** start Listing **
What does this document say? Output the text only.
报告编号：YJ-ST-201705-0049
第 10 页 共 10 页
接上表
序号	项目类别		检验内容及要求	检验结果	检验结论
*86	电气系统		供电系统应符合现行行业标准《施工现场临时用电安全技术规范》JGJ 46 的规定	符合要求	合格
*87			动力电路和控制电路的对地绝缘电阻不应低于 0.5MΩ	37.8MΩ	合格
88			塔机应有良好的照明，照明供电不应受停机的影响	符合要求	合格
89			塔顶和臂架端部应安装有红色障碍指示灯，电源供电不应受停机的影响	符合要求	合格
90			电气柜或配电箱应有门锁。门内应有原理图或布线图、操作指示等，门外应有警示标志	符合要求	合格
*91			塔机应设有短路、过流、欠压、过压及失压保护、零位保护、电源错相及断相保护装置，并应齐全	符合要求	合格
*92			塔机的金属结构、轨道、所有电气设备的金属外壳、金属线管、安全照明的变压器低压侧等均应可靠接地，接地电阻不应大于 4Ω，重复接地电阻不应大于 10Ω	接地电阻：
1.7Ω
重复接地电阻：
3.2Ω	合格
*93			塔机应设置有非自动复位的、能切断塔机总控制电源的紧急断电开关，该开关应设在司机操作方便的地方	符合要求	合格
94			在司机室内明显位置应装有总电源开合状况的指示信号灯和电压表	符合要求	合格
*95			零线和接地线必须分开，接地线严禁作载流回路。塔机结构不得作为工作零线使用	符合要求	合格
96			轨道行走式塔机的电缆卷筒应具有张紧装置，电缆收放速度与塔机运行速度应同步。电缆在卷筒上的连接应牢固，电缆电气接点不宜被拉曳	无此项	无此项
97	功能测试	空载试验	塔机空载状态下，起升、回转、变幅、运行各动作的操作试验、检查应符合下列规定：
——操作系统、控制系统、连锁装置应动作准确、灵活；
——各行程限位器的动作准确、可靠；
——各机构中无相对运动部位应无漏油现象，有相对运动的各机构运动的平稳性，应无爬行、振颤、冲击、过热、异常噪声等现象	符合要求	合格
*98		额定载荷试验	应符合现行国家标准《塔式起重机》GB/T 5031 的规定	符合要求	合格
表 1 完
** end Listing **
Exercise requirements
All lines of the data above that include the word "符合要求" must be shown.

Result of the task
*86	电气系统		供电系统应符合现行行业标准《施工现场临时用电安全技术规范》JGJ 46 的规定	符合要求	合格
88			塔机应有良好的照明，照明供电不应受停机的影响	符合要求	合格
89			塔顶和臂架端部应安装有红色障碍指示灯，电源供电不应受停机的影响	符合要求	合格
90			电气柜或配电箱应有门锁。门内应有原理图或布线图、操作指示等，门外应有警示标志	符合要求	合格
*91			塔机应设有短路、过流、欠压、过压及失压保护、零位保护、电源错相及断相保护装置，并应齐全	符合要求	合格
*93			塔机应设置有非自动复位的、能切断塔机总控制电源的紧急断电开关，该开关应设在司机操作方便的地方	符合要求	合格
94			在司机室内明显位置应装有总电源开合状况的指示信号灯和电压表	符合要求	合格
*95			零线和接地线必须分开，接地线严禁作载流回路。塔机结构不得作为工作零线使用	符合要求	合格
——各机构中无相对运动部位应无漏油现象，有相对运动的各机构运动的平稳性，应无爬行、振颤、冲击、过热、异常噪声等现象	符合要求	合格
*98		额定载荷试验	应符合现行国家标准《塔式起重机》GB/T 5031 的规定	符合要求	合格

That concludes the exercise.